____ DATA SHOWN
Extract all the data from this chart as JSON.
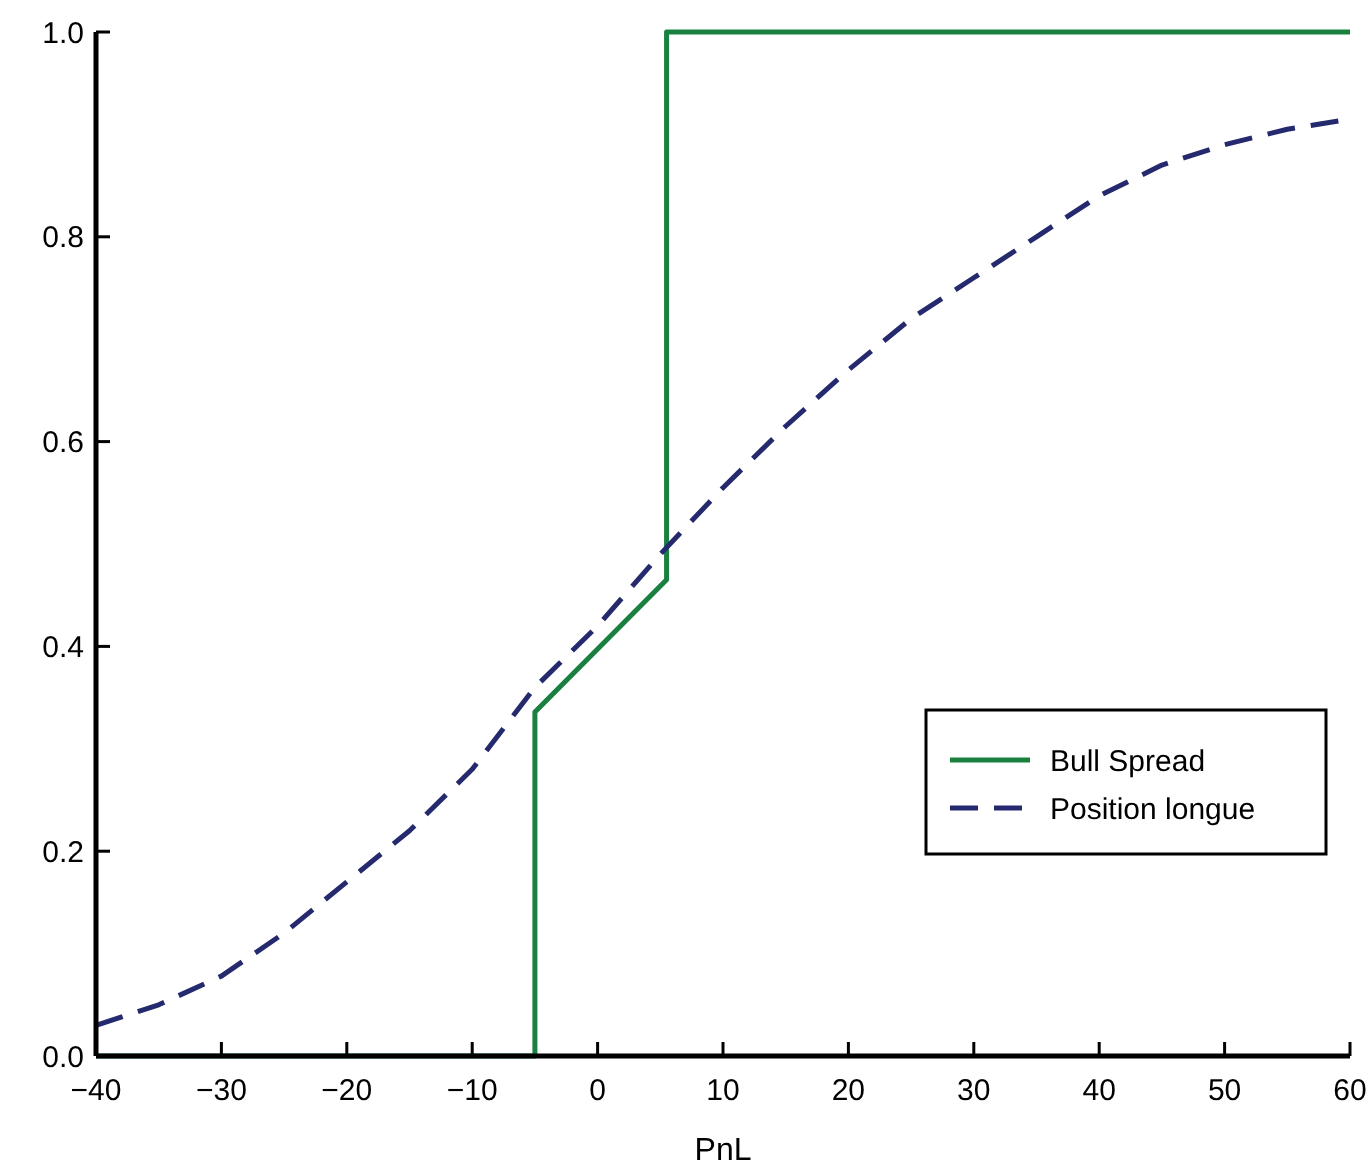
{
  "chart_data": {
    "type": "line",
    "xlabel": "PnL",
    "xlim": [
      -40,
      60
    ],
    "xticks": [
      -40,
      -30,
      -20,
      -10,
      0,
      10,
      20,
      30,
      40,
      50,
      60
    ],
    "ylim": [
      0,
      1
    ],
    "yticks": [
      {
        "value": 0,
        "label": "0.0"
      },
      {
        "value": 0.2,
        "label": "0.2"
      },
      {
        "value": 0.4,
        "label": "0.4"
      },
      {
        "value": 0.6,
        "label": "0.6"
      },
      {
        "value": 0.8,
        "label": "0.8"
      },
      {
        "value": 1,
        "label": "1.0"
      }
    ],
    "grid": false,
    "legend": "right",
    "series": [
      {
        "name": "Bull Spread",
        "color": "#1a8040",
        "line_style": "solid",
        "x": [
          -40,
          -5,
          -5,
          5.5,
          5.5,
          60
        ],
        "values": [
          0,
          0,
          0.336,
          0.465,
          1,
          1
        ]
      },
      {
        "name": "Position longue",
        "color": "#252a6e",
        "line_style": "dashed",
        "x": [
          -40,
          -35,
          -30,
          -25,
          -20,
          -15,
          -10,
          -5,
          0,
          5,
          10,
          15,
          20,
          25,
          30,
          35,
          40,
          45,
          50,
          55,
          60
        ],
        "values": [
          0.03,
          0.05,
          0.078,
          0.12,
          0.17,
          0.22,
          0.28,
          0.36,
          0.42,
          0.49,
          0.555,
          0.615,
          0.67,
          0.72,
          0.76,
          0.8,
          0.84,
          0.87,
          0.89,
          0.905,
          0.915
        ]
      }
    ]
  }
}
________
• **REQUIRED WORK**: Write out the records above exactly as they appear, leaving out any pictures.

• **OUTPUT**:
Extract all the data from this chart as JSON.
{
  "chart_data": {
    "type": "line",
    "xlabel": "PnL",
    "xlim": [
      -40,
      60
    ],
    "xticks": [
      -40,
      -30,
      -20,
      -10,
      0,
      10,
      20,
      30,
      40,
      50,
      60
    ],
    "ylim": [
      0,
      1
    ],
    "yticks": [
      {
        "value": 0,
        "label": "0.0"
      },
      {
        "value": 0.2,
        "label": "0.2"
      },
      {
        "value": 0.4,
        "label": "0.4"
      },
      {
        "value": 0.6,
        "label": "0.6"
      },
      {
        "value": 0.8,
        "label": "0.8"
      },
      {
        "value": 1,
        "label": "1.0"
      }
    ],
    "grid": false,
    "legend": "right",
    "series": [
      {
        "name": "Bull Spread",
        "color": "#1a8040",
        "line_style": "solid",
        "x": [
          -40,
          -5,
          -5,
          5.5,
          5.5,
          60
        ],
        "values": [
          0,
          0,
          0.336,
          0.465,
          1,
          1
        ]
      },
      {
        "name": "Position longue",
        "color": "#252a6e",
        "line_style": "dashed",
        "x": [
          -40,
          -35,
          -30,
          -25,
          -20,
          -15,
          -10,
          -5,
          0,
          5,
          10,
          15,
          20,
          25,
          30,
          35,
          40,
          45,
          50,
          55,
          60
        ],
        "values": [
          0.03,
          0.05,
          0.078,
          0.12,
          0.17,
          0.22,
          0.28,
          0.36,
          0.42,
          0.49,
          0.555,
          0.615,
          0.67,
          0.72,
          0.76,
          0.8,
          0.84,
          0.87,
          0.89,
          0.905,
          0.915
        ]
      }
    ]
  }
}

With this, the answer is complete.